__Request__: Pull every line that holds the word "Acceptance" from the entries.

__Items__:
━━━━━━━━━━━━━━━━

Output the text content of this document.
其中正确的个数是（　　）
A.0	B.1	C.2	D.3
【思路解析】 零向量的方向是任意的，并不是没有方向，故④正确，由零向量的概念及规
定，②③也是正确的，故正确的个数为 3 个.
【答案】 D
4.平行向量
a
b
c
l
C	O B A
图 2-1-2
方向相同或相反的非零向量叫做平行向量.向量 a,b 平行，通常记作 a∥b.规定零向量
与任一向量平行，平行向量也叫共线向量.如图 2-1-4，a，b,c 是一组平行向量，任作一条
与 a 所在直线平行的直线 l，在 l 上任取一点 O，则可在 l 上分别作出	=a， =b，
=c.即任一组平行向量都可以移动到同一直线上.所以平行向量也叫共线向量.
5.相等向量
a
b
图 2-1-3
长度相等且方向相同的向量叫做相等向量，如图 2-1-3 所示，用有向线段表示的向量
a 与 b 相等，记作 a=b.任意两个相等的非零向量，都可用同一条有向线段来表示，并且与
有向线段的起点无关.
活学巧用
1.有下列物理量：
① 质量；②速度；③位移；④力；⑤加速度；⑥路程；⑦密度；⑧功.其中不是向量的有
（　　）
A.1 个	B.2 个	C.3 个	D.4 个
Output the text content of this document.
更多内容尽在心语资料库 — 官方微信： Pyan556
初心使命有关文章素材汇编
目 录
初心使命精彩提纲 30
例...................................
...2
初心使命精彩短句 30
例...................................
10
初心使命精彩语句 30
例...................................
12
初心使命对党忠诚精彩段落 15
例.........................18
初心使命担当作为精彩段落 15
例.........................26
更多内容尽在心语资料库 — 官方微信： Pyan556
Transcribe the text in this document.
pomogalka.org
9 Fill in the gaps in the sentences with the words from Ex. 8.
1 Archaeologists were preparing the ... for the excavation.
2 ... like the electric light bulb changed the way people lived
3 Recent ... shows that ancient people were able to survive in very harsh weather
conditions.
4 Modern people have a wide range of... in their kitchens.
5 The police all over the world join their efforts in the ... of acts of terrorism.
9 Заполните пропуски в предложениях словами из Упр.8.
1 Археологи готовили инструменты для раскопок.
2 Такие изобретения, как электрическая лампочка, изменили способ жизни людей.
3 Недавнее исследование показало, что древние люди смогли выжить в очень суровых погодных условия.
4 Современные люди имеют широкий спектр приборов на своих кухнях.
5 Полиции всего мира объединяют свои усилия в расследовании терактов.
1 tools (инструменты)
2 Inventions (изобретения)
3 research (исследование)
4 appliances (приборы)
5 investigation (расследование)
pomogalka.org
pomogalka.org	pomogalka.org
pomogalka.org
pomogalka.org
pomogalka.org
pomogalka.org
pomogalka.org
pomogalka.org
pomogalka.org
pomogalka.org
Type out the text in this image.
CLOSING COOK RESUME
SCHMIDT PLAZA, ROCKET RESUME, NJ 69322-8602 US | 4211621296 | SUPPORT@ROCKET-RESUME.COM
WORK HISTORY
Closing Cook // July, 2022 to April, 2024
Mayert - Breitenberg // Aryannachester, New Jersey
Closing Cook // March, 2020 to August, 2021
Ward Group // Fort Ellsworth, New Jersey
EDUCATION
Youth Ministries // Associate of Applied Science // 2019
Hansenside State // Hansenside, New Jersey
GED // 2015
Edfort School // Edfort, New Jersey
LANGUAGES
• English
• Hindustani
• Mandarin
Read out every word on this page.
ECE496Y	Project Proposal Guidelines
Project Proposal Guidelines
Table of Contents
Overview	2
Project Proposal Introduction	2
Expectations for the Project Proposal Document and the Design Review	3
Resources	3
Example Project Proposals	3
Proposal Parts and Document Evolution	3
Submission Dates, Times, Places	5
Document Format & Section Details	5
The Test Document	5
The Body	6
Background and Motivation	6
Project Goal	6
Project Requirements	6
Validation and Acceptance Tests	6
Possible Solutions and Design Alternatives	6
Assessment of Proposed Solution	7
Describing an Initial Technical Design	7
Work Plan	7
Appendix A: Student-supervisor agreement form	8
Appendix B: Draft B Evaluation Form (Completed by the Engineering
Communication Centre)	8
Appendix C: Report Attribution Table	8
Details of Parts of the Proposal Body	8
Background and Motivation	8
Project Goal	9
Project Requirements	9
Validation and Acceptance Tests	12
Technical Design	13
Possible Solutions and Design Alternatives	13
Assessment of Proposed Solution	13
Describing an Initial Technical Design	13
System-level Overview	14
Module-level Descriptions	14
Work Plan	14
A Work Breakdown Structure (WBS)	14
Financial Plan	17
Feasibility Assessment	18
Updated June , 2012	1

━━━━━━━━━━━━━━━━

__In response__:
Validation and Acceptance Tests	6
Validation and Acceptance Tests	12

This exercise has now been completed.